>> start RECORDS PROVIDED

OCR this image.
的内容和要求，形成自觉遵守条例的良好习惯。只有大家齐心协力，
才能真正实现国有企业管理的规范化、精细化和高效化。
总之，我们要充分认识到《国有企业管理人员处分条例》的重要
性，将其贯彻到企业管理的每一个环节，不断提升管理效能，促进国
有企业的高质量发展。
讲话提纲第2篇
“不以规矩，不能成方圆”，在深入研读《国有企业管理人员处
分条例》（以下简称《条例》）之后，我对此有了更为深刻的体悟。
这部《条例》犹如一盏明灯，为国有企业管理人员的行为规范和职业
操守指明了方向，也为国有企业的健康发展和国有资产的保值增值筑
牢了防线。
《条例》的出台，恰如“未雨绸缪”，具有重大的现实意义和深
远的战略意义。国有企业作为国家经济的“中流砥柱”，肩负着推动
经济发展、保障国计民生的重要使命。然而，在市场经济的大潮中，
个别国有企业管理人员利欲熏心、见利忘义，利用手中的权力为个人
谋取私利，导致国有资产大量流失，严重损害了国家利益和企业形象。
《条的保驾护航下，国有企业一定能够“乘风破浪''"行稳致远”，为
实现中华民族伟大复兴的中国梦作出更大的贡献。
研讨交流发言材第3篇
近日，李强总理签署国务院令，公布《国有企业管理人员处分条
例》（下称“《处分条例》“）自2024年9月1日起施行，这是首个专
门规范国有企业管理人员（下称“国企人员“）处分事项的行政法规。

>> end RECORDS PROVIDED

REQUEST: Copy every line exactly. Leave nothing out.

COMPLETE RESPONSE:
OCR this image.
的内容和要求，形成自觉遵守条例的良好习惯。只有大家齐心协力，
才能真正实现国有企业管理的规范化、精细化和高效化。
总之，我们要充分认识到《国有企业管理人员处分条例》的重要
性，将其贯彻到企业管理的每一个环节，不断提升管理效能，促进国
有企业的高质量发展。
讲话提纲第2篇
“不以规矩，不能成方圆”，在深入研读《国有企业管理人员处
分条例》（以下简称《条例》）之后，我对此有了更为深刻的体悟。
这部《条例》犹如一盏明灯，为国有企业管理人员的行为规范和职业
操守指明了方向，也为国有企业的健康发展和国有资产的保值增值筑
牢了防线。
《条例》的出台，恰如“未雨绸缪”，具有重大的现实意义和深
远的战略意义。国有企业作为国家经济的“中流砥柱”，肩负着推动
经济发展、保障国计民生的重要使命。然而，在市场经济的大潮中，
个别国有企业管理人员利欲熏心、见利忘义，利用手中的权力为个人
谋取私利，导致国有资产大量流失，严重损害了国家利益和企业形象。
《条的保驾护航下，国有企业一定能够“乘风破浪''"行稳致远”，为
实现中华民族伟大复兴的中国梦作出更大的贡献。
研讨交流发言材第3篇
近日，李强总理签署国务院令，公布《国有企业管理人员处分条
例》（下称“《处分条例》“）自2024年9月1日起施行，这是首个专
门规范国有企业管理人员（下称“国企人员“）处分事项的行政法规。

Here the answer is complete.